> [抜粋]

私は中2のミーと父の好きなジャズを演奏することになっていた。
妹が父が覚えているようだと選んだ楽譜は「In The Mood」と「Moon River」。
私にあまり負担の無いように、楽譜のギターコードで適当に合わせてくれれば良いと言う。
私と妹は中学生時代からいつもカラオケごっこをしており、それは片方がピアノを弾いて、片方がマイクで歌うと言う遊びである。
当時『明星』『平凡』と言った雑誌があって、それの付録に歌本みたいなものがついていて、最新の流行曲の楽譜とギターコードが載っていた。
そのギターコードを和音に直して、適当にズンチャカズンチャカと弾いていたのである。
とは言っても、さすがにしばらくピアノを弾いていない私。
楽譜を受け取ってから、何度か練習を重ねる。
1度ぐらいミーとテンポをあわせておいた方が良かろうとTELしてみると妹は喜んでくれた。
しかし、私は平日は仕事だし、ミーも部活や歯医者などいろいろ忙しく、夜遅くでは近所迷惑になると言う事情もあり、合わせるのは当日になってしまった。

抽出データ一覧
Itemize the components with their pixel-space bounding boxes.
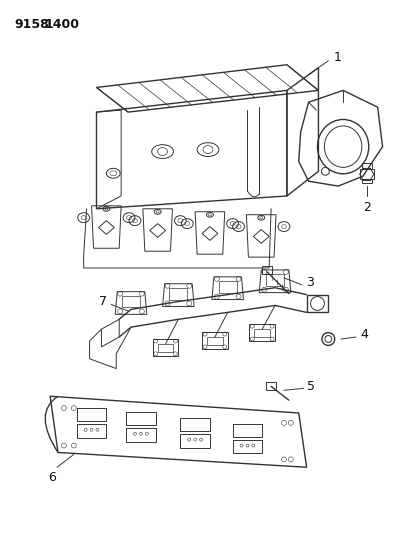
Text: 1: 1 bbox=[333, 51, 341, 64]
Text: 9158: 9158 bbox=[15, 19, 49, 31]
Text: 4: 4 bbox=[360, 328, 368, 341]
Text: 3: 3 bbox=[306, 276, 314, 289]
Text: 1400: 1400 bbox=[44, 19, 79, 31]
Text: 5: 5 bbox=[307, 380, 314, 393]
Text: 7: 7 bbox=[99, 295, 107, 308]
Text: 6: 6 bbox=[48, 471, 56, 484]
Text: 2: 2 bbox=[363, 201, 371, 214]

> [課題]
上の抜粋のうち、「当時『明星』『平凡』と言った」を含む語句で始まり「してみると妹は喜んでくれた。」で終わる部分を、「雑誌」を「月刊誌」に変えて書き直してください。

> [解答]
当時『明星』『平凡』と言った月刊誌があって、それの付録に歌本みたいなものがついていて、最新の流行曲の楽譜とギターコードが載っていた。
そのギターコードを和音に直して、適当にズンチャカズンチャカと弾いていたのである。
とは言っても、さすがにしばらくピアノを弾いていない私。
楽譜を受け取ってから、何度か練習を重ねる。
1度ぐらいミーとテンポをあわせておいた方が良かろうとTELしてみると妹は喜んでくれた。